# Problem requirements:
Look through the lines below and extract each one that contains "Fuhrleutestr".

>> Start Material shown

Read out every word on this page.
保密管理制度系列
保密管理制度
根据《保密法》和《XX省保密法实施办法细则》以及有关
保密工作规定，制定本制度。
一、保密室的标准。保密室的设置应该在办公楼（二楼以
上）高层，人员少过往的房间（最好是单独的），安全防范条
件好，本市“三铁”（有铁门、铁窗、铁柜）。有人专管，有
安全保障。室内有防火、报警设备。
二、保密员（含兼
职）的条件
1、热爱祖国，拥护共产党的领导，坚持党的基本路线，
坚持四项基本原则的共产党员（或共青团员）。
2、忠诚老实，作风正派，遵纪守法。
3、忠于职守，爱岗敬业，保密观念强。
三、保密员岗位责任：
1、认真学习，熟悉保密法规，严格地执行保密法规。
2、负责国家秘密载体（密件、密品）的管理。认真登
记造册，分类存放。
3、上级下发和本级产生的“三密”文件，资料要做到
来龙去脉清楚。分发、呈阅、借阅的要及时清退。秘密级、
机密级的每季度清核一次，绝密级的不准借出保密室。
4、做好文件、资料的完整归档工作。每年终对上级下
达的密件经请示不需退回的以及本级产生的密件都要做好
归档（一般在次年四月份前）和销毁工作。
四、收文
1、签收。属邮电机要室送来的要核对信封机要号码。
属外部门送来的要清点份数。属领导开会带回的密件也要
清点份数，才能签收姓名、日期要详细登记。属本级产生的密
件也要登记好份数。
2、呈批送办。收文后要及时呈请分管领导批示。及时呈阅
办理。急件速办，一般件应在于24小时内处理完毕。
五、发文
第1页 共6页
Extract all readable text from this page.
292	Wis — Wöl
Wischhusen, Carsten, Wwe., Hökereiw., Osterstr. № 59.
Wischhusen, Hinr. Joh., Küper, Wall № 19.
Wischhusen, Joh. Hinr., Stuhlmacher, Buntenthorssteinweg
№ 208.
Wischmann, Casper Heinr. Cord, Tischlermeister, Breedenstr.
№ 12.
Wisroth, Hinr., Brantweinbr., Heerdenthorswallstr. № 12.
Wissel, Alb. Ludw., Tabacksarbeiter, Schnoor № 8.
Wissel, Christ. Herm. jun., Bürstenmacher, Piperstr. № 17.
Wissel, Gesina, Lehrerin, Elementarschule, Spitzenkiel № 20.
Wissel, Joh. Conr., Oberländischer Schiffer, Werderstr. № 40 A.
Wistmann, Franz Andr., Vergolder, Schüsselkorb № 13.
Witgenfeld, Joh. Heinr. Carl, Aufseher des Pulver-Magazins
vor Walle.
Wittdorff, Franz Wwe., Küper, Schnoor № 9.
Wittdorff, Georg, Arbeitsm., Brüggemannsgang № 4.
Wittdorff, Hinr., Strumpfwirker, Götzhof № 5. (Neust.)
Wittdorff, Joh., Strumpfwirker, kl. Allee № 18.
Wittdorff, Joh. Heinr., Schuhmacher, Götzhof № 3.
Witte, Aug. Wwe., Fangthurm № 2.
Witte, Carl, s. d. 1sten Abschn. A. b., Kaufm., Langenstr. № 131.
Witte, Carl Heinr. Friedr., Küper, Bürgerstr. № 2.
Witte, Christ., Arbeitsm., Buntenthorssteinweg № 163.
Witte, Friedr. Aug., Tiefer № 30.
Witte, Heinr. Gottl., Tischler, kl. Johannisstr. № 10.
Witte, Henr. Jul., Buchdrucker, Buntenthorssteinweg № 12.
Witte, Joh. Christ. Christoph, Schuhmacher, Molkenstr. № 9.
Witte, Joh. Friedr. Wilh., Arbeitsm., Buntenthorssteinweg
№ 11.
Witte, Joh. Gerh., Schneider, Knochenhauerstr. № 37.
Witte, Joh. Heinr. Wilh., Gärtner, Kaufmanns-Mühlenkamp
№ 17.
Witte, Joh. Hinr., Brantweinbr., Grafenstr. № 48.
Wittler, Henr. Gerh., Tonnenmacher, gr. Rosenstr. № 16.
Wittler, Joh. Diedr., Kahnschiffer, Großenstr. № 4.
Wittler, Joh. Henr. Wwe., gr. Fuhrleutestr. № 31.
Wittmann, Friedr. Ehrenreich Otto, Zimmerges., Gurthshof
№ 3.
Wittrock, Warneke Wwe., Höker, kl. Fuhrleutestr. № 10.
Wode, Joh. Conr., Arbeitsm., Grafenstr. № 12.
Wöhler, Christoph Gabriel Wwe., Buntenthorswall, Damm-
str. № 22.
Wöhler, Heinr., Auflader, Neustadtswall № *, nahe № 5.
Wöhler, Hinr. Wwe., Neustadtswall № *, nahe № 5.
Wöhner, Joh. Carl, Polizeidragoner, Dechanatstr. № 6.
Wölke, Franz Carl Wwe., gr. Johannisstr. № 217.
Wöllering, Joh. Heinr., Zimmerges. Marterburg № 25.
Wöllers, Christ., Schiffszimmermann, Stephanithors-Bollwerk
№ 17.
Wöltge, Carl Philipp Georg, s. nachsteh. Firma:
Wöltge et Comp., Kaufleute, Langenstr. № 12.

>> End Material shown

# Written answer:
Wittler, Joh. Henr. Wwe., gr. Fuhrleutestr. № 31.
Wittrock, Warneke Wwe., Höker, kl. Fuhrleutestr. № 10.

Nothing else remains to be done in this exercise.